Excerpt from a dataset
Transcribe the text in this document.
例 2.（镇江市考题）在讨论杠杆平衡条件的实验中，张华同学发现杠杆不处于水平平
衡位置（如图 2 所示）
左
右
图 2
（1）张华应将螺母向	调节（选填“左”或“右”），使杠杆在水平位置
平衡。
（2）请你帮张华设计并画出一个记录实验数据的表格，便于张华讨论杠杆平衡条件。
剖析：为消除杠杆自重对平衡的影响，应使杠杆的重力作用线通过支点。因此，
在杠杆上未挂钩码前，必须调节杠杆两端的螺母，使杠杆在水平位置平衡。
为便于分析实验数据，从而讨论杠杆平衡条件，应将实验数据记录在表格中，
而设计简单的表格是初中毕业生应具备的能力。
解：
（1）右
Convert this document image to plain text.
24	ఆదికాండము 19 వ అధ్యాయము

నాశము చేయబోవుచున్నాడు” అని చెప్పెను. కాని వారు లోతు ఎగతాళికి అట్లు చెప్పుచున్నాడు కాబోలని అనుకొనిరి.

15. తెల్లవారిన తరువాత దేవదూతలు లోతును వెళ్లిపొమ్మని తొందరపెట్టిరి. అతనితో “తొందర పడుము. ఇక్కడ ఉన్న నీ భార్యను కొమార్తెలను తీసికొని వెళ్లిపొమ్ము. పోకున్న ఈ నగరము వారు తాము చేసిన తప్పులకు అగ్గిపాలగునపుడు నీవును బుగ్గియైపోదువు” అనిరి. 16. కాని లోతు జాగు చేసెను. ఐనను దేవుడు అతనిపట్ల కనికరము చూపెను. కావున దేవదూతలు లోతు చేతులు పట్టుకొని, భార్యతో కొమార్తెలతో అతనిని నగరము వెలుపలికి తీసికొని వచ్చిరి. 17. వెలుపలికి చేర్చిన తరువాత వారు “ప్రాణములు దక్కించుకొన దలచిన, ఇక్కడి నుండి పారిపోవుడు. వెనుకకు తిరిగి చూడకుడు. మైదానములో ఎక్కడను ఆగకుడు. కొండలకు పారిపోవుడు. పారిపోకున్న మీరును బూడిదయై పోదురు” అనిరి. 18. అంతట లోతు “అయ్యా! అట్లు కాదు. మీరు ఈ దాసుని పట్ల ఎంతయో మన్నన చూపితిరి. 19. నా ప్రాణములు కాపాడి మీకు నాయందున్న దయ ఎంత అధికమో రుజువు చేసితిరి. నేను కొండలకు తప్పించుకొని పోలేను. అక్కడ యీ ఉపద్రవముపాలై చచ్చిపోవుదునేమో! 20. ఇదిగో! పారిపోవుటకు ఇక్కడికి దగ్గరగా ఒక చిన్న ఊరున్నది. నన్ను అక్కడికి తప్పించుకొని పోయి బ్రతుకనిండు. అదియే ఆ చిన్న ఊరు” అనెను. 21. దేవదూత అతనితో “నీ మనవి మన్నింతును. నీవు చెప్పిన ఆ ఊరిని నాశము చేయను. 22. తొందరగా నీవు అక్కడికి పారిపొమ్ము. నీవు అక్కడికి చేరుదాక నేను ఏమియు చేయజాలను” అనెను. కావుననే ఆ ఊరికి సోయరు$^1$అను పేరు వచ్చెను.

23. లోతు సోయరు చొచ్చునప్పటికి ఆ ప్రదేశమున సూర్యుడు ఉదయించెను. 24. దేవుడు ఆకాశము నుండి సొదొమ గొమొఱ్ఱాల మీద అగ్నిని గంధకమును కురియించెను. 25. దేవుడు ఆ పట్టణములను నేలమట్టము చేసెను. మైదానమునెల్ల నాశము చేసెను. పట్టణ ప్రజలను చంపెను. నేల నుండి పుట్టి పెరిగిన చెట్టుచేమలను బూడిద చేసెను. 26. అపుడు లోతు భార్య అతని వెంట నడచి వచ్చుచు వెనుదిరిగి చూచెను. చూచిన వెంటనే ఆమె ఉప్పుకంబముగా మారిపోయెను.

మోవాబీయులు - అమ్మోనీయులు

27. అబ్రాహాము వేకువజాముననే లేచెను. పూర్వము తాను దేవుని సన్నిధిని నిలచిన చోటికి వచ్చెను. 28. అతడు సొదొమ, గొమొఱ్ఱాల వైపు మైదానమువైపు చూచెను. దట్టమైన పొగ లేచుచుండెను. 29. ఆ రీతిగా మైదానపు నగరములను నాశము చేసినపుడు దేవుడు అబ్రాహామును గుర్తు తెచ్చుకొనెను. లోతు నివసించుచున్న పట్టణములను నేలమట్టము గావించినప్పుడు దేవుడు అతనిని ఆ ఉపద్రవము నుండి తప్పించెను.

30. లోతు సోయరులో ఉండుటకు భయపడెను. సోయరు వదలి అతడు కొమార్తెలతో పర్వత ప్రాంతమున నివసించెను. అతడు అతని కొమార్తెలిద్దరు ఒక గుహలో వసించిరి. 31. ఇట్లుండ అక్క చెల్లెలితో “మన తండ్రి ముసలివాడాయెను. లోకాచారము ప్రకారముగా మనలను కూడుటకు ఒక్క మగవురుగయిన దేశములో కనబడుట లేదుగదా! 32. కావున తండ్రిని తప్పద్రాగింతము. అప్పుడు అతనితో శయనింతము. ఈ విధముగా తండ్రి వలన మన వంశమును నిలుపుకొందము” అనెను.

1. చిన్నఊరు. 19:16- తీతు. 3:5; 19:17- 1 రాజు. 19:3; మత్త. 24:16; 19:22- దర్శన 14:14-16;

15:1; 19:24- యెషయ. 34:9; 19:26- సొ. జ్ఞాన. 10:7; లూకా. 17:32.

> **Task objective**
Copy out each line exactly.

> **Task output**
Transcribe the text in this document.
例 2.（镇江市考题）在讨论杠杆平衡条件的实验中，张华同学发现杠杆不处于水平平
衡位置（如图 2 所示）
左
右
图 2
（1）张华应将螺母向	调节（选填“左”或“右”），使杠杆在水平位置
平衡。
（2）请你帮张华设计并画出一个记录实验数据的表格，便于张华讨论杠杆平衡条件。
剖析：为消除杠杆自重对平衡的影响，应使杠杆的重力作用线通过支点。因此，
在杠杆上未挂钩码前，必须调节杠杆两端的螺母，使杠杆在水平位置平衡。
为便于分析实验数据，从而讨论杠杆平衡条件，应将实验数据记录在表格中，
而设计简单的表格是初中毕业生应具备的能力。
解：
（1）右
Convert this document image to plain text.
24	ఆదికాండము 19 వ అధ్యాయము

నాశము చేయబోవుచున్నాడు” అని చెప్పెను. కాని వారు లోతు ఎగతాళికి అట్లు చెప్పుచున్నాడు కాబోలని అనుకొనిరి.

15. తెల్లవారిన తరువాత దేవదూతలు లోతును వెళ్లిపొమ్మని తొందరపెట్టిరి. అతనితో “తొందర పడుము. ఇక్కడ ఉన్న నీ భార్యను కొమార్తెలను తీసికొని వెళ్లిపొమ్ము. పోకున్న ఈ నగరము వారు తాము చేసిన తప్పులకు అగ్గిపాలగునపుడు నీవును బుగ్గియైపోదువు” అనిరి. 16. కాని లోతు జాగు చేసెను. ఐనను దేవుడు అతనిపట్ల కనికరము చూపెను. కావున దేవదూతలు లోతు చేతులు పట్టుకొని, భార్యతో కొమార్తెలతో అతనిని నగరము వెలుపలికి తీసికొని వచ్చిరి. 17. వెలుపలికి చేర్చిన తరువాత వారు “ప్రాణములు దక్కించుకొన దలచిన, ఇక్కడి నుండి పారిపోవుడు. వెనుకకు తిరిగి చూడకుడు. మైదానములో ఎక్కడను ఆగకుడు. కొండలకు పారిపోవుడు. పారిపోకున్న మీరును బూడిదయై పోదురు” అనిరి. 18. అంతట లోతు “అయ్యా! అట్లు కాదు. మీరు ఈ దాసుని పట్ల ఎంతయో మన్నన చూపితిరి. 19. నా ప్రాణములు కాపాడి మీకు నాయందున్న దయ ఎంత అధికమో రుజువు చేసితిరి. నేను కొండలకు తప్పించుకొని పోలేను. అక్కడ యీ ఉపద్రవముపాలై చచ్చిపోవుదునేమో! 20. ఇదిగో! పారిపోవుటకు ఇక్కడికి దగ్గరగా ఒక చిన్న ఊరున్నది. నన్ను అక్కడికి తప్పించుకొని పోయి బ్రతుకనిండు. అదియే ఆ చిన్న ఊరు” అనెను. 21. దేవదూత అతనితో “నీ మనవి మన్నింతును. నీవు చెప్పిన ఆ ఊరిని నాశము చేయను. 22. తొందరగా నీవు అక్కడికి పారిపొమ్ము. నీవు అక్కడికి చేరుదాక నేను ఏమియు చేయజాలను” అనెను. కావుననే ఆ ఊరికి సోయరు$^1$అను పేరు వచ్చెను.

23. లోతు సోయరు చొచ్చునప్పటికి ఆ ప్రదేశమున సూర్యుడు ఉదయించెను. 24. దేవుడు ఆకాశము నుండి సొదొమ గొమొఱ్ఱాల మీద అగ్నిని గంధకమును కురియించెను. 25. దేవుడు ఆ పట్టణములను నేలమట్టము చేసెను. మైదానమునెల్ల నాశము చేసెను. పట్టణ ప్రజలను చంపెను. నేల నుండి పుట్టి పెరిగిన చెట్టుచేమలను బూడిద చేసెను. 26. అపుడు లోతు భార్య అతని వెంట నడచి వచ్చుచు వెనుదిరిగి చూచెను. చూచిన వెంటనే ఆమె ఉప్పుకంబముగా మారిపోయెను.

మోవాబీయులు - అమ్మోనీయులు

27. అబ్రాహాము వేకువజాముననే లేచెను. పూర్వము తాను దేవుని సన్నిధిని నిలచిన చోటికి వచ్చెను. 28. అతడు సొదొమ, గొమొఱ్ఱాల వైపు మైదానమువైపు చూచెను. దట్టమైన పొగ లేచుచుండెను. 29. ఆ రీతిగా మైదానపు నగరములను నాశము చేసినపుడు దేవుడు అబ్రాహామును గుర్తు తెచ్చుకొనెను. లోతు నివసించుచున్న పట్టణములను నేలమట్టము గావించినప్పుడు దేవుడు అతనిని ఆ ఉపద్రవము నుండి తప్పించెను.

30. లోతు సోయరులో ఉండుటకు భయపడెను. సోయరు వదలి అతడు కొమార్తెలతో పర్వత ప్రాంతమున నివసించెను. అతడు అతని కొమార్తెలిద్దరు ఒక గుహలో వసించిరి. 31. ఇట్లుండ అక్క చెల్లెలితో “మన తండ్రి ముసలివాడాయెను. లోకాచారము ప్రకారముగా మనలను కూడుటకు ఒక్క మగవురుగయిన దేశములో కనబడుట లేదుగదా! 32. కావున తండ్రిని తప్పద్రాగింతము. అప్పుడు అతనితో శయనింతము. ఈ విధముగా తండ్రి వలన మన వంశమును నిలుపుకొందము” అనెను.

1. చిన్నఊరు. 19:16- తీతు. 3:5; 19:17- 1 రాజు. 19:3; మత్త. 24:16; 19:22- దర్శన 14:14-16;

15:1; 19:24- యెషయ. 34:9; 19:26- సొ. జ్ఞాన. 10:7; లూకా. 17:32.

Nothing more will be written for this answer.